DATA FOR PROCESSING
________________________
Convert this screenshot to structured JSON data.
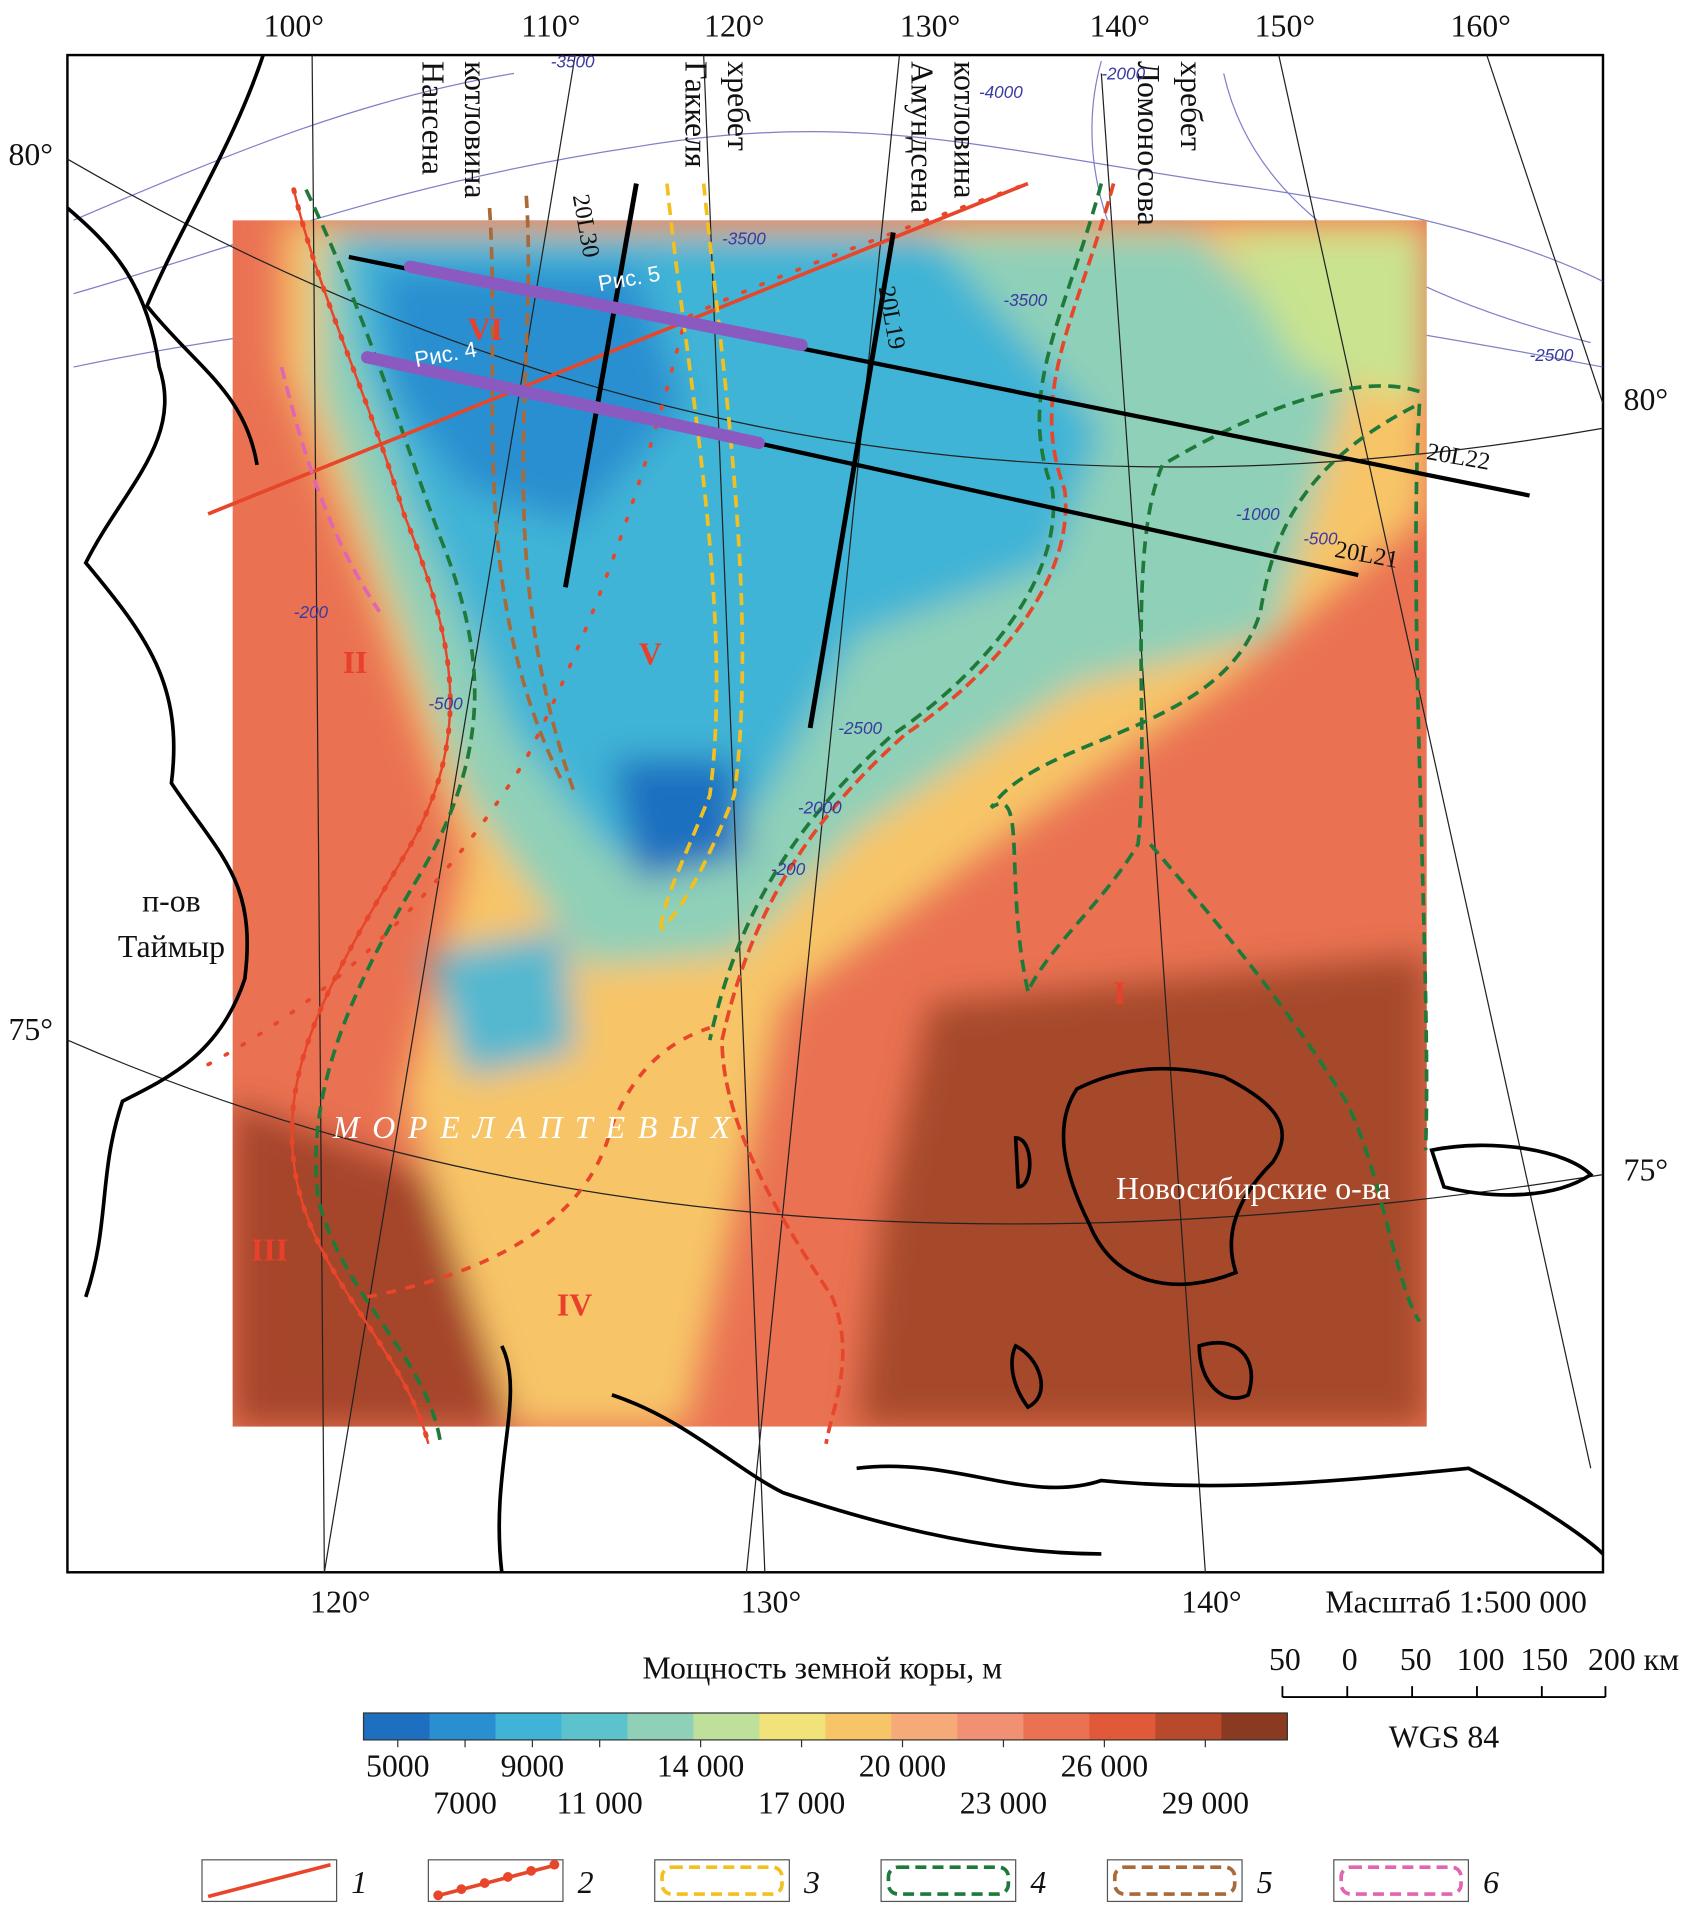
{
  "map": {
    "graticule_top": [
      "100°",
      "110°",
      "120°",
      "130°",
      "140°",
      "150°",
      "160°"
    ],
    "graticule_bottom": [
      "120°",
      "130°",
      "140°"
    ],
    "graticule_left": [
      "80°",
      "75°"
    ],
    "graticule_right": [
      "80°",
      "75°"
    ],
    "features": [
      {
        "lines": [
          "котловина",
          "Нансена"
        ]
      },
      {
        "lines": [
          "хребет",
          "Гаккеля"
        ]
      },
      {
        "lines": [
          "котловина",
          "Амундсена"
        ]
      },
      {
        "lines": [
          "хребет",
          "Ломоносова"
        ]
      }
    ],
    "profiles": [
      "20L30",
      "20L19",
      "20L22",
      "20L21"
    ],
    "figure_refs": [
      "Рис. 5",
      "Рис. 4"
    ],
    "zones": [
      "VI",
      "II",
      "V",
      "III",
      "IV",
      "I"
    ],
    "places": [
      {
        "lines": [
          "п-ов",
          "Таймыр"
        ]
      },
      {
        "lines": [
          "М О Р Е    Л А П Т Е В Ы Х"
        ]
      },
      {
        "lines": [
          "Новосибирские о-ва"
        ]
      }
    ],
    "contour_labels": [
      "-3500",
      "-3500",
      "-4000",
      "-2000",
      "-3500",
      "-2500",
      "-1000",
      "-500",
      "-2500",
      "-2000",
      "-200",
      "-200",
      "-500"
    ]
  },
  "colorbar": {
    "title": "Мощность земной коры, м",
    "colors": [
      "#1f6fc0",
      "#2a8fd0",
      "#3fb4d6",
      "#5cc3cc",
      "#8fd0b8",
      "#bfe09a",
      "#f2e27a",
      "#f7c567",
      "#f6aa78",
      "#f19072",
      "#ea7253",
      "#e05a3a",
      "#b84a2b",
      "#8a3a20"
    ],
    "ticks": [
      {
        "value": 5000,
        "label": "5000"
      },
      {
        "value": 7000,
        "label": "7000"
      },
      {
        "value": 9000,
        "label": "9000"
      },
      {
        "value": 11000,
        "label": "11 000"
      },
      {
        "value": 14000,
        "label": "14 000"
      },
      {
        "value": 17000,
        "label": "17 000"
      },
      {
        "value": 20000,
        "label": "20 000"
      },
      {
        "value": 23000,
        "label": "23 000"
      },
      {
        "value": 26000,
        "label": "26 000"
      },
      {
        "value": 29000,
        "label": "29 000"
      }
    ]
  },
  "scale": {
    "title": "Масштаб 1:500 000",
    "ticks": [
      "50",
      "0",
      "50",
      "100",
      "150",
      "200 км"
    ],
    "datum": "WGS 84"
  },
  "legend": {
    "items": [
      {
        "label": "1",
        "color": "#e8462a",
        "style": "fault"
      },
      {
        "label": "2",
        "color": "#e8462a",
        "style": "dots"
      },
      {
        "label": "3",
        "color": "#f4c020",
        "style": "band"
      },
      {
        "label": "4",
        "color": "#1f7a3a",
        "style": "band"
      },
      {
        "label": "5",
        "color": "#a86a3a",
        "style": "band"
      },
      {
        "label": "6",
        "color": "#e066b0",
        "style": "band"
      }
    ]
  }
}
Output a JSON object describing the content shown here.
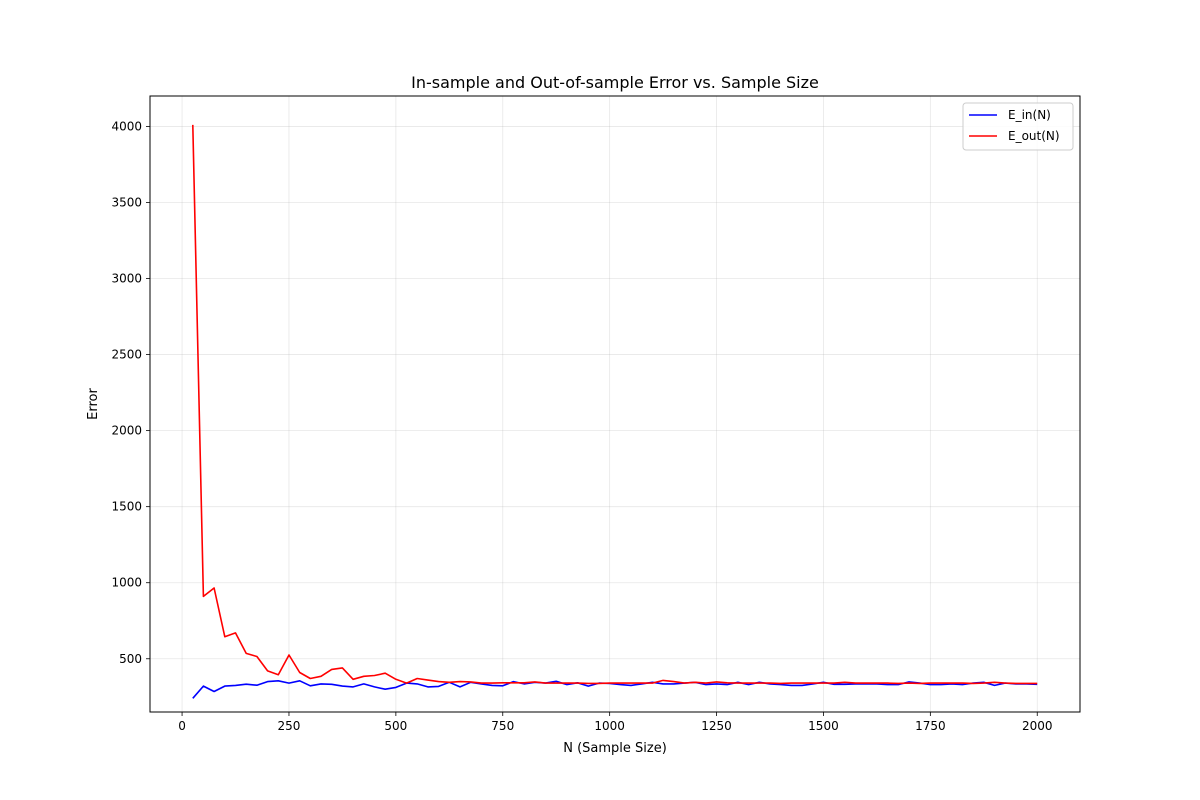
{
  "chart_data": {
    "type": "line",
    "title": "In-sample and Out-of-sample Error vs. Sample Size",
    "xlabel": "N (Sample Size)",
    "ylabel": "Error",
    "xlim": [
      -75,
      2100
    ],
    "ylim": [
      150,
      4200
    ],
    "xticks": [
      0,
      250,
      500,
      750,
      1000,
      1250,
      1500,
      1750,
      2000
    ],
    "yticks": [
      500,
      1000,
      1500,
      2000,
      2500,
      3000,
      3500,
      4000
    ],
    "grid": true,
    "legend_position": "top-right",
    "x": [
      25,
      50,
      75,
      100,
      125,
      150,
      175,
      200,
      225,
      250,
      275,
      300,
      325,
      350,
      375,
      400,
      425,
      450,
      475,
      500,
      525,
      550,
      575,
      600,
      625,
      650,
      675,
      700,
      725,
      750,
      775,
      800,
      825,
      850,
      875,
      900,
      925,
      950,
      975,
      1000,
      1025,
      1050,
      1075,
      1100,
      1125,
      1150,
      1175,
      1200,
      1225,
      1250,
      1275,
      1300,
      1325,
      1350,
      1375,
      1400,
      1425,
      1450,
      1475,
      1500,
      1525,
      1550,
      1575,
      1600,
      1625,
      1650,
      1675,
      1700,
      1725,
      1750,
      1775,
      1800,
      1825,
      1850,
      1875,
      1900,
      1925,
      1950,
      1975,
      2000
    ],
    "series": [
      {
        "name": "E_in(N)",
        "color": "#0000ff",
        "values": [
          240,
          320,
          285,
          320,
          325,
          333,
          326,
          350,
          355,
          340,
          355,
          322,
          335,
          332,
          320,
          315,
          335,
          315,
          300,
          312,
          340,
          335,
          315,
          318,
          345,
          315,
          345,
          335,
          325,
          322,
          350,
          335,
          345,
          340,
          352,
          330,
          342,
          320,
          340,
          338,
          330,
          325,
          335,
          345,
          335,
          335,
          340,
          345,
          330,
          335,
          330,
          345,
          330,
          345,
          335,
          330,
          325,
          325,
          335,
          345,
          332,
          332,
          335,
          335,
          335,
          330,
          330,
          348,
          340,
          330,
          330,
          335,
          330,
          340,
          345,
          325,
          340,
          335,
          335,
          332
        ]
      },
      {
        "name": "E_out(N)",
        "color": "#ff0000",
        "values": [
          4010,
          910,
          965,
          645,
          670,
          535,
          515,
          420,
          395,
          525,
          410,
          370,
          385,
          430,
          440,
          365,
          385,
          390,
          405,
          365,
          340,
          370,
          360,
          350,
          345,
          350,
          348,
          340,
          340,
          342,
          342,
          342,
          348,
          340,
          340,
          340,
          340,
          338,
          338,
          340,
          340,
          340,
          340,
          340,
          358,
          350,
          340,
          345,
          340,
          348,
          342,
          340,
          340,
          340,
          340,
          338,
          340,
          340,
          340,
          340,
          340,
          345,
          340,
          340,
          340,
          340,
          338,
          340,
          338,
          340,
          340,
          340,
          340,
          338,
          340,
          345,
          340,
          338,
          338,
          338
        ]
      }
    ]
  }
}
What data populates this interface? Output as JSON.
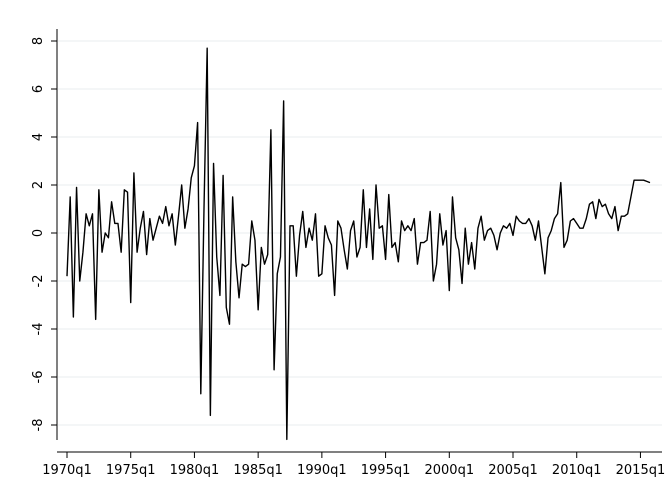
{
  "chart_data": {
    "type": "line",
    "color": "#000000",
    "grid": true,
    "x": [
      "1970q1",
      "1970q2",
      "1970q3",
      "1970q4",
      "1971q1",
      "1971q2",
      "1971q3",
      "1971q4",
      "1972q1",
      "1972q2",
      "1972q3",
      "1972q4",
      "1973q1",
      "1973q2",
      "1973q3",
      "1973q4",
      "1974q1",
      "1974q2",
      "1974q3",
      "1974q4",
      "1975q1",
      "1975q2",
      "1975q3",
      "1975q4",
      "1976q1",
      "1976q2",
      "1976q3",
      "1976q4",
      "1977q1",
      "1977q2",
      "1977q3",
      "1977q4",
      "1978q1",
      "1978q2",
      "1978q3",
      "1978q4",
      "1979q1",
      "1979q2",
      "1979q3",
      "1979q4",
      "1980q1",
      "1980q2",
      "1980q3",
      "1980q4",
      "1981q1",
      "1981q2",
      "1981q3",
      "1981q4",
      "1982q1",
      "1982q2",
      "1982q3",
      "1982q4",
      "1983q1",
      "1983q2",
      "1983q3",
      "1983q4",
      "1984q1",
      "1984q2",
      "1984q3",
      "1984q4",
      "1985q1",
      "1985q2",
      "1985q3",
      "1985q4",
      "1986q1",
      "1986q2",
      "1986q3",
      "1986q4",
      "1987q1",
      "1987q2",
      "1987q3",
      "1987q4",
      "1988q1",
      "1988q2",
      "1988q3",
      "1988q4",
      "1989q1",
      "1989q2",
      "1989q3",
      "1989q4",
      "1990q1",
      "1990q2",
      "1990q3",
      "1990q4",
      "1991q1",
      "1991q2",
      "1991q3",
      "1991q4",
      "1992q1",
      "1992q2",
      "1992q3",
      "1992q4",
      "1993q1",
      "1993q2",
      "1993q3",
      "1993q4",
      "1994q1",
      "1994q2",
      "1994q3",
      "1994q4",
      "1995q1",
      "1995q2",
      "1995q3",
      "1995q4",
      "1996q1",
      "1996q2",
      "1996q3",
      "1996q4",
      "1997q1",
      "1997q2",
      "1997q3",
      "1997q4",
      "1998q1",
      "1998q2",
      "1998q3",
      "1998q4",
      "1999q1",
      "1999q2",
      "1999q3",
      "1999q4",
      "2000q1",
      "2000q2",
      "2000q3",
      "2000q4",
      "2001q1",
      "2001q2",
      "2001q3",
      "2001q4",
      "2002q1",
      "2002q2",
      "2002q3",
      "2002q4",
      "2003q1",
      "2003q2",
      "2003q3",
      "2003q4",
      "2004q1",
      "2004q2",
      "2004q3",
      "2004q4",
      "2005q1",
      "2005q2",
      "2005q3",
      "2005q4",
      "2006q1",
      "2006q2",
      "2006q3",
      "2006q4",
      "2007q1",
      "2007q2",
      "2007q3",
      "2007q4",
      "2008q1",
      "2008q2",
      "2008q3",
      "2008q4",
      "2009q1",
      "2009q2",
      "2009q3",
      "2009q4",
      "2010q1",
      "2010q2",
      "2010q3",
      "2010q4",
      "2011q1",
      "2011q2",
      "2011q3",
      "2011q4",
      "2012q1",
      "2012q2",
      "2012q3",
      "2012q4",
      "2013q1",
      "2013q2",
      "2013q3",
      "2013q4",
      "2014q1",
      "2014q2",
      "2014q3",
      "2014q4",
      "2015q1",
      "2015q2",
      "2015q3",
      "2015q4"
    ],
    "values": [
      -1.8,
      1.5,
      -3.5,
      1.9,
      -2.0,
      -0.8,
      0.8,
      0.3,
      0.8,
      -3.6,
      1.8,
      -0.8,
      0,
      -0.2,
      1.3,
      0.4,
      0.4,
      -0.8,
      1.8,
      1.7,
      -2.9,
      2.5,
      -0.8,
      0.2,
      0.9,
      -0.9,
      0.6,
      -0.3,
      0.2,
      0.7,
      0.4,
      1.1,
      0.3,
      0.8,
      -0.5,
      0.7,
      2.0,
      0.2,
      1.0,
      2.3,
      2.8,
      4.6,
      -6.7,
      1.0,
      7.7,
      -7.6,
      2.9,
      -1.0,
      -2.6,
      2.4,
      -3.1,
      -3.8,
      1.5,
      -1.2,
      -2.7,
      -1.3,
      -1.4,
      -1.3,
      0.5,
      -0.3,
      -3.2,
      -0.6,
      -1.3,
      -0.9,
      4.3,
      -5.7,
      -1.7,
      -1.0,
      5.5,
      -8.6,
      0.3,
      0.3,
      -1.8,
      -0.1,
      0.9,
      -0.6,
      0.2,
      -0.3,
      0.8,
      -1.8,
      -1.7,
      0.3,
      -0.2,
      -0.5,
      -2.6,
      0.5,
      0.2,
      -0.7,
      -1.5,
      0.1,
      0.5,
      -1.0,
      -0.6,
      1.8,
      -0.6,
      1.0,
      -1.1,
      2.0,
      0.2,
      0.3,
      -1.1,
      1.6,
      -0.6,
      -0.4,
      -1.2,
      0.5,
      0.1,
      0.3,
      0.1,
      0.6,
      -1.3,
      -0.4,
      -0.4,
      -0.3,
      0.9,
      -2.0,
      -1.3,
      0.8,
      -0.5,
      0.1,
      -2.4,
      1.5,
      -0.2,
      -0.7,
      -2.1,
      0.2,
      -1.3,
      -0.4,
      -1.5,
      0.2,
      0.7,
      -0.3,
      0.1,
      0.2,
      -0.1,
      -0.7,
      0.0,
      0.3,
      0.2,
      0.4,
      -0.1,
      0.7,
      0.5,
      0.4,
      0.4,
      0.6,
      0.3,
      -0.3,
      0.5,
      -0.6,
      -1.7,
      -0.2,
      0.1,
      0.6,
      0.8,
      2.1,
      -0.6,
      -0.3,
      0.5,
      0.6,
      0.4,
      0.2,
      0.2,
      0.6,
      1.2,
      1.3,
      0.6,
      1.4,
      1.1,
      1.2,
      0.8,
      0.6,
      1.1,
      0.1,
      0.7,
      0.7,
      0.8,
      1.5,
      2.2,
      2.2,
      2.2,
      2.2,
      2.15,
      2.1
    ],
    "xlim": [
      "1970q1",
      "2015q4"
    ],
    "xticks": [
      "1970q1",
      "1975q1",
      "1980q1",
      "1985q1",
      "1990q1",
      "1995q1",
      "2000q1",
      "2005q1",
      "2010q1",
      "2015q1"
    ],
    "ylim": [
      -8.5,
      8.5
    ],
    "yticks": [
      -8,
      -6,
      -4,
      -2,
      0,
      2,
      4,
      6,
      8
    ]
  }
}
________________________
AIM
Search the entries for "this" and copy out each line that has it.

TASK RESPONSE
Convert this screenshot to structured JSON data.
What data populates this interface? Output as JSON.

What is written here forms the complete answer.